What is required => Extract each line holding the word "upper" from the entries.

****

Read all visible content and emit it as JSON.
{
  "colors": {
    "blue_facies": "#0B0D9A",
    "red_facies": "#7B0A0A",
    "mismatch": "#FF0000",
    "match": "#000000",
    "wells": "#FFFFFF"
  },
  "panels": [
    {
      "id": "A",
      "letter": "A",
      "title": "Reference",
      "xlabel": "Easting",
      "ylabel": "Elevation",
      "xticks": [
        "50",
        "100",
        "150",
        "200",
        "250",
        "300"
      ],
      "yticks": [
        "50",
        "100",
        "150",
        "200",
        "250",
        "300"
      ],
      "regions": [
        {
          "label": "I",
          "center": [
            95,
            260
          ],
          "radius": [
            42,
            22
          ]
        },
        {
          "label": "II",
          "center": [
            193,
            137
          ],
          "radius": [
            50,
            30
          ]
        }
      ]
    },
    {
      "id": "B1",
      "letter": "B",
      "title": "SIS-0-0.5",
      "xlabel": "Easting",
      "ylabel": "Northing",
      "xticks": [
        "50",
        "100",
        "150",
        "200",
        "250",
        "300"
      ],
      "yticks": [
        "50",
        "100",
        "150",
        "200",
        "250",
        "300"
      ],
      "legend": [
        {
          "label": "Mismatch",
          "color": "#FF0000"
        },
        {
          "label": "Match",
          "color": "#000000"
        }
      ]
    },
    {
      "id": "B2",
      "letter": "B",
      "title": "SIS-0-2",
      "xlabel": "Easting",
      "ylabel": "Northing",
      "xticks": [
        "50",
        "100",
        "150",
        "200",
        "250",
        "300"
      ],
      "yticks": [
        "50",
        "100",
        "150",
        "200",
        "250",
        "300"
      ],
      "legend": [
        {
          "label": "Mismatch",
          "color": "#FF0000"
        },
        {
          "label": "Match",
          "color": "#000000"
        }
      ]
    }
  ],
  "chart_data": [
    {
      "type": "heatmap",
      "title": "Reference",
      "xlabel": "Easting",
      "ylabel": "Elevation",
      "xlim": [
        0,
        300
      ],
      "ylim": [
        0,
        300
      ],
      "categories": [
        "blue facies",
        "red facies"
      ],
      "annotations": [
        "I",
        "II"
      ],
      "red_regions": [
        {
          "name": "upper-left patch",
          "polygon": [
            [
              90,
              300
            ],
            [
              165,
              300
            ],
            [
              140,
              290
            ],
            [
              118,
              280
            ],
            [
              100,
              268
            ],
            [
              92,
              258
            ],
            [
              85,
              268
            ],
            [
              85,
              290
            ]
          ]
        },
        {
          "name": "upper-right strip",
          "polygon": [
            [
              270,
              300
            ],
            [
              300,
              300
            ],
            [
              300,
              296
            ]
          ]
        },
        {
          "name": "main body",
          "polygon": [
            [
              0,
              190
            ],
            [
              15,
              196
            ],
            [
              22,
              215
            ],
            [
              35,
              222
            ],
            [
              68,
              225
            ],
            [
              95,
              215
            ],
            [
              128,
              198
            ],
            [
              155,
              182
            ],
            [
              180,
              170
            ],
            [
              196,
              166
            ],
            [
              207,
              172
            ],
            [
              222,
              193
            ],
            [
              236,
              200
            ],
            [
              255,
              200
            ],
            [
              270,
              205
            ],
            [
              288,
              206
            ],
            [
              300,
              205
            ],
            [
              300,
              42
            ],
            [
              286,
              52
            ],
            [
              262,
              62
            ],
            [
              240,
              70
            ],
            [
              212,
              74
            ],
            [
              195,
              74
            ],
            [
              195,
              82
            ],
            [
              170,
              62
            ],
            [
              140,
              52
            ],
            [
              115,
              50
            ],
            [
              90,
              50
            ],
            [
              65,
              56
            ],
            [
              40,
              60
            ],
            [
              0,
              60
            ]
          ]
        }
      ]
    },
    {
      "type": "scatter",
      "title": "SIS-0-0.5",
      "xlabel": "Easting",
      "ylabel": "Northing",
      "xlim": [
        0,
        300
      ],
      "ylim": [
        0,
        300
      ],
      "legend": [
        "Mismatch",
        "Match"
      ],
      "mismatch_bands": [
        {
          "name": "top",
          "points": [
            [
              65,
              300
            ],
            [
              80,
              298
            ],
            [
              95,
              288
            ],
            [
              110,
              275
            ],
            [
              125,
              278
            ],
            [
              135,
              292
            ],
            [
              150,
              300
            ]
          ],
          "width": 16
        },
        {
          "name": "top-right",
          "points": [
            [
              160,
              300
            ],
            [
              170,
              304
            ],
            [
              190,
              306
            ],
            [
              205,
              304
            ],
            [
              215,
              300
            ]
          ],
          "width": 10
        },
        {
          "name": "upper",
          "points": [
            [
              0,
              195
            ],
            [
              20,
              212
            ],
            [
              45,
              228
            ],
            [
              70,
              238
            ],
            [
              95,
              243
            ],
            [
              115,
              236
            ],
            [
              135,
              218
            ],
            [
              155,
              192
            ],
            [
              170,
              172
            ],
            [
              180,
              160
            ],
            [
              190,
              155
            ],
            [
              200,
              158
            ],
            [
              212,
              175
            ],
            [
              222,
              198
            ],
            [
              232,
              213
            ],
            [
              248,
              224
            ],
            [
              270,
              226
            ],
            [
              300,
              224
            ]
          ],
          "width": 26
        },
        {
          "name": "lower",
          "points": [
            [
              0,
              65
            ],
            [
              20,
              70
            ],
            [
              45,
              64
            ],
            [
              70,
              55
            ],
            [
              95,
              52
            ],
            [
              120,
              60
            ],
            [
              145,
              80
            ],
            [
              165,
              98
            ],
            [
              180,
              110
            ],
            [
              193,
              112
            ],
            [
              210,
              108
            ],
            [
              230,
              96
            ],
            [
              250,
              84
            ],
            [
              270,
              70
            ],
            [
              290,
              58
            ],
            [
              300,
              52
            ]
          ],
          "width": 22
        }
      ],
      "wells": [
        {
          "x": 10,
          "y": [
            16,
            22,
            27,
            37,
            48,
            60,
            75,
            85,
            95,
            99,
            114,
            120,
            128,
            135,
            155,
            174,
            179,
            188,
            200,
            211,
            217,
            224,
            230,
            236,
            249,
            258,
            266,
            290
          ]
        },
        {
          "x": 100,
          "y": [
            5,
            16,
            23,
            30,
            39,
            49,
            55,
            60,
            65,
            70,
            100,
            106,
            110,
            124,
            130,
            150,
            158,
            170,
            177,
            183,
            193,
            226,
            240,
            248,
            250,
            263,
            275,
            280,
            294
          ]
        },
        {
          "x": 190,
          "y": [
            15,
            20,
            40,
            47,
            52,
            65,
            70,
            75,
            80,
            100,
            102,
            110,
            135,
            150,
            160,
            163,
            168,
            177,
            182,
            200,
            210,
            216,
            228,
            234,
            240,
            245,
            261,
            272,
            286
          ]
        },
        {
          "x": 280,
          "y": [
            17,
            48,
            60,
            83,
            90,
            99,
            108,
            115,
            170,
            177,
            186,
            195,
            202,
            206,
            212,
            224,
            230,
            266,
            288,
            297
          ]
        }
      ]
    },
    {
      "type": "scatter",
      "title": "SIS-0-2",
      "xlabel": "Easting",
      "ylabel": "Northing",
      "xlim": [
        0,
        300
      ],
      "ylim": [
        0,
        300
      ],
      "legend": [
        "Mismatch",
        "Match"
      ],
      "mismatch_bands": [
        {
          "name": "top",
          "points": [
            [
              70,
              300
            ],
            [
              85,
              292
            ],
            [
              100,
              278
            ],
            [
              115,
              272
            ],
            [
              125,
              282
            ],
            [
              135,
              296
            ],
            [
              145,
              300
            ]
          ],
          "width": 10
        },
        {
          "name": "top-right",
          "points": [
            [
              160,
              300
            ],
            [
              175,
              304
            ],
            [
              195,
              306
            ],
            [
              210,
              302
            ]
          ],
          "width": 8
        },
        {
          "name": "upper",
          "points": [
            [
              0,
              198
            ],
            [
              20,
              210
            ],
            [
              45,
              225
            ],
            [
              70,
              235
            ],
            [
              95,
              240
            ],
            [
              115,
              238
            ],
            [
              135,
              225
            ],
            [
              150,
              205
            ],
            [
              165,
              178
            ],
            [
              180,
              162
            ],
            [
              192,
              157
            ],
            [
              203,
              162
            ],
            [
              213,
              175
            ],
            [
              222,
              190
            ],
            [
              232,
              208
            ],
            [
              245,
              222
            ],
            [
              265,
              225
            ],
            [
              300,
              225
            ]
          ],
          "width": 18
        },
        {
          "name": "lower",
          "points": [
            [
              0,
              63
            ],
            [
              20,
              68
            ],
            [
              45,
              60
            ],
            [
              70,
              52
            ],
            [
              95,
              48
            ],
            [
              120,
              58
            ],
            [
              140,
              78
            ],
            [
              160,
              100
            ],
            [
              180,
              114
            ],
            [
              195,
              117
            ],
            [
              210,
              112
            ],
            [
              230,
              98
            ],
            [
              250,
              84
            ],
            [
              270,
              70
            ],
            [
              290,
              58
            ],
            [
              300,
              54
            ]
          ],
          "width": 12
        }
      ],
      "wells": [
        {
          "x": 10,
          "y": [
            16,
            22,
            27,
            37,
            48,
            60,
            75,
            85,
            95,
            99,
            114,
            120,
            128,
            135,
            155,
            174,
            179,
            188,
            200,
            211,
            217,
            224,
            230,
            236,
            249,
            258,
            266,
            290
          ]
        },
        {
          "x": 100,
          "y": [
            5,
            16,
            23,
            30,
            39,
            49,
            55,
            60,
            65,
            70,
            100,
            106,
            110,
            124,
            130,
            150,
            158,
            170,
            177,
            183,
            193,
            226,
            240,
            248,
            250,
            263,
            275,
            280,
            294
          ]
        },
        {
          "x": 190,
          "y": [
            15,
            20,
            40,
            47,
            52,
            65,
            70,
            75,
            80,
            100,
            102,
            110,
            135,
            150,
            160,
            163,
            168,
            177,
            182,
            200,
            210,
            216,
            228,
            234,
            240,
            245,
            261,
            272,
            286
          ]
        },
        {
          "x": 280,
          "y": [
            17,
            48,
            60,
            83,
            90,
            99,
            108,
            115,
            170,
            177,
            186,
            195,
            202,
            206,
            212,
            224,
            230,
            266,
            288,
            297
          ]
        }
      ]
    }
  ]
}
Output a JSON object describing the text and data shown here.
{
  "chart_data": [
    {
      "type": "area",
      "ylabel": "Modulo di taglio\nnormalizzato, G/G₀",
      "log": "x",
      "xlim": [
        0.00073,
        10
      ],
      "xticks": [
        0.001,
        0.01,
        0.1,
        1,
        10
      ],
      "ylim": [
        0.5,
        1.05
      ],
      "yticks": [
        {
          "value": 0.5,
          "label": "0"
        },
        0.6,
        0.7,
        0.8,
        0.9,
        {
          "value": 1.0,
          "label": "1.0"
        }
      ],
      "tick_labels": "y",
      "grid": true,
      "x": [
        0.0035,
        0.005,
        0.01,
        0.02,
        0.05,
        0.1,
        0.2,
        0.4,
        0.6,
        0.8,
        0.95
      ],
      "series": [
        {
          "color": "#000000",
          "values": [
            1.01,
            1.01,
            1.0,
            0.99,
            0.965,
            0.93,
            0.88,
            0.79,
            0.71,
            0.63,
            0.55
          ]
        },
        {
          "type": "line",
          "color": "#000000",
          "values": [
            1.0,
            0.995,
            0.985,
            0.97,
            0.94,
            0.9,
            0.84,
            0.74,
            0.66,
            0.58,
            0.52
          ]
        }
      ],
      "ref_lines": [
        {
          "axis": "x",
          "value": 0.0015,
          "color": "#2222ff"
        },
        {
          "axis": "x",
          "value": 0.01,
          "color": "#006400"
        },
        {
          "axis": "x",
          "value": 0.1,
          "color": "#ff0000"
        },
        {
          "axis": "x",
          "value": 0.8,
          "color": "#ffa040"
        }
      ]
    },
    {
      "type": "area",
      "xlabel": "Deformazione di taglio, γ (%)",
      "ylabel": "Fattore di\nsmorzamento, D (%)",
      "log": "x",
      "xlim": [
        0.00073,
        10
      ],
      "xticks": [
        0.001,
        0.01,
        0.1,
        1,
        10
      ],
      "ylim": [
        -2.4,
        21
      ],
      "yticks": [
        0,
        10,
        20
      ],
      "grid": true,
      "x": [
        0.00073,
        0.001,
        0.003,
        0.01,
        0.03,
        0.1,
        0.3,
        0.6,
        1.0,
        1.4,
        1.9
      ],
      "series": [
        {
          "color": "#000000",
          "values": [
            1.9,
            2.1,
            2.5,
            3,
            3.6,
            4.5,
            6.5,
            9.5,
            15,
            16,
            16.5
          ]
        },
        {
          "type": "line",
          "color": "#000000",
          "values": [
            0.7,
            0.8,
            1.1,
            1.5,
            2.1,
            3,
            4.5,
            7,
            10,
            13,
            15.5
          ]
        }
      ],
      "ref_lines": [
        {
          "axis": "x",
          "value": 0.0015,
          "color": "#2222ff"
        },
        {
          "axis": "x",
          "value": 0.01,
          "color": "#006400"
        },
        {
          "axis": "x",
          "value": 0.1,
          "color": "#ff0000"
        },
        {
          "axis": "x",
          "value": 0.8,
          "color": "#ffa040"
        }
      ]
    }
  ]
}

****

Reply =>
          "name": "upper-left patch",
          "name": "upper-right strip",
          "name": "upper",
          "name": "upper",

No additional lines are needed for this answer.